Records provided:

+ + + + +

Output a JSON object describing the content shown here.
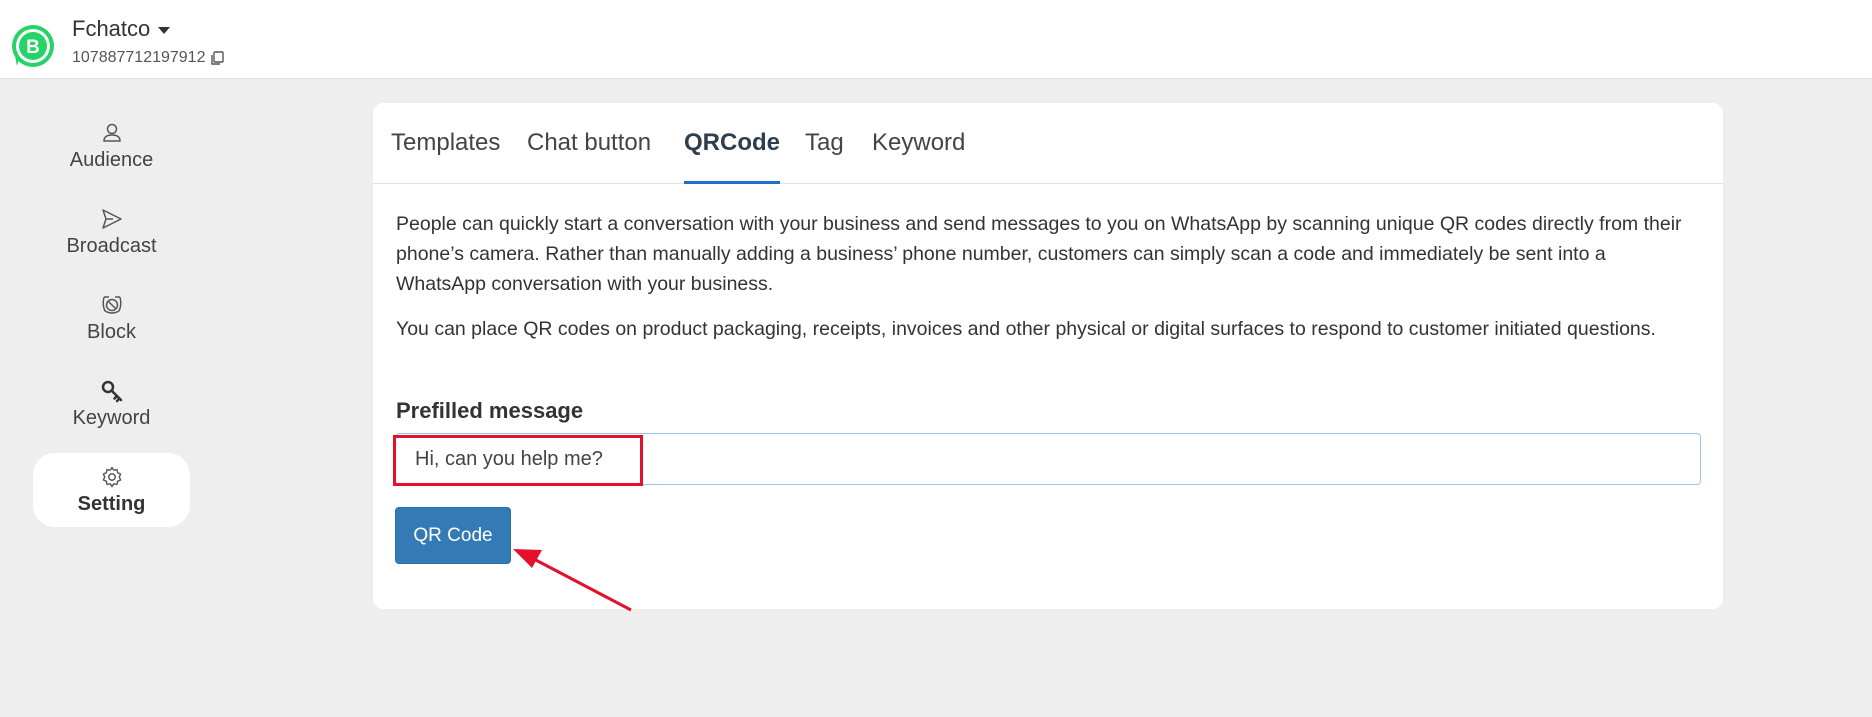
{
  "header": {
    "account_name": "Fchatco",
    "account_id": "107887712197912",
    "logo_letter": "B"
  },
  "sidebar": {
    "items": [
      {
        "label": "Audience",
        "icon": "user-icon"
      },
      {
        "label": "Broadcast",
        "icon": "send-icon"
      },
      {
        "label": "Block",
        "icon": "block-icon"
      },
      {
        "label": "Keyword",
        "icon": "key-icon"
      },
      {
        "label": "Setting",
        "icon": "gear-icon",
        "active": true
      }
    ]
  },
  "tabs": [
    {
      "label": "Templates"
    },
    {
      "label": "Chat button"
    },
    {
      "label": "QRCode",
      "active": true
    },
    {
      "label": "Tag"
    },
    {
      "label": "Keyword"
    }
  ],
  "content": {
    "paragraph1": "People can quickly start a conversation with your business and send messages to you on WhatsApp by scanning unique QR codes directly from their phone’s camera. Rather than manually adding a business’ phone number, customers can simply scan a code and immediately be sent into a WhatsApp conversation with your business.",
    "paragraph2": "You can place QR codes on product packaging, receipts, invoices and other physical or digital surfaces to respond to customer initiated questions.",
    "field_label": "Prefilled message",
    "input_value": "Hi, can you help me?",
    "button_label": "QR Code"
  },
  "colors": {
    "brand_green": "#25d366",
    "primary_button": "#337ab7",
    "active_tab_underline": "#1e6fd0",
    "annotation_red": "#e3112b"
  }
}
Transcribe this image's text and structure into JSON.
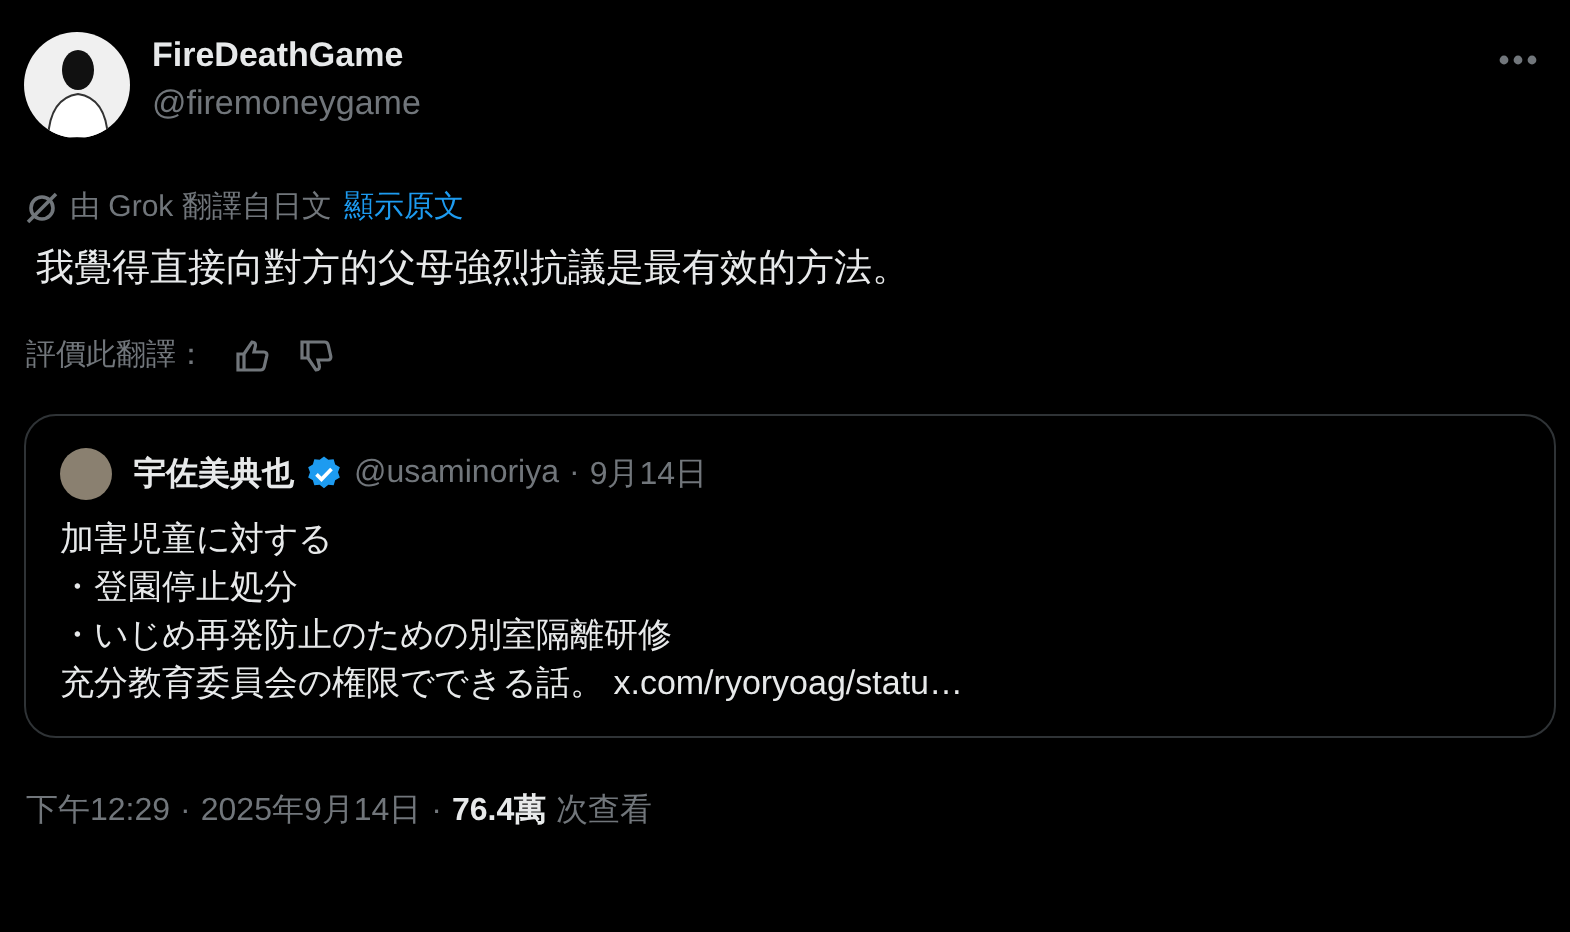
{
  "author": {
    "name": "FireDeathGame",
    "handle": "@firemoneygame"
  },
  "translation": {
    "note": "由 Grok 翻譯自日文",
    "link": "顯示原文"
  },
  "text": "我覺得直接向對方的父母強烈抗議是最有效的方法。",
  "rating": {
    "label": "評價此翻譯："
  },
  "quote": {
    "name": "宇佐美典也",
    "verified": true,
    "handle": "@usaminoriya",
    "separator": "·",
    "date": "9月14日",
    "lines": [
      "加害児童に対する",
      "・登園停止処分",
      "・いじめ再発防止のための別室隔離研修",
      "充分教育委員会の権限でできる話。 x.com/ryoryoag/statu…"
    ]
  },
  "footer": {
    "time": "下午12:29",
    "separator1": "·",
    "date": "2025年9月14日",
    "separator2": "·",
    "views": "76.4萬",
    "views_label": "次查看"
  }
}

+ + + + +

Goal: Where a line of the entries contains the word "text", copy that line.

Final answer:
Transcribe this image's text and structure into JSON.
  "text": "我覺得直接向對方的父母強烈抗議是最有效的方法。",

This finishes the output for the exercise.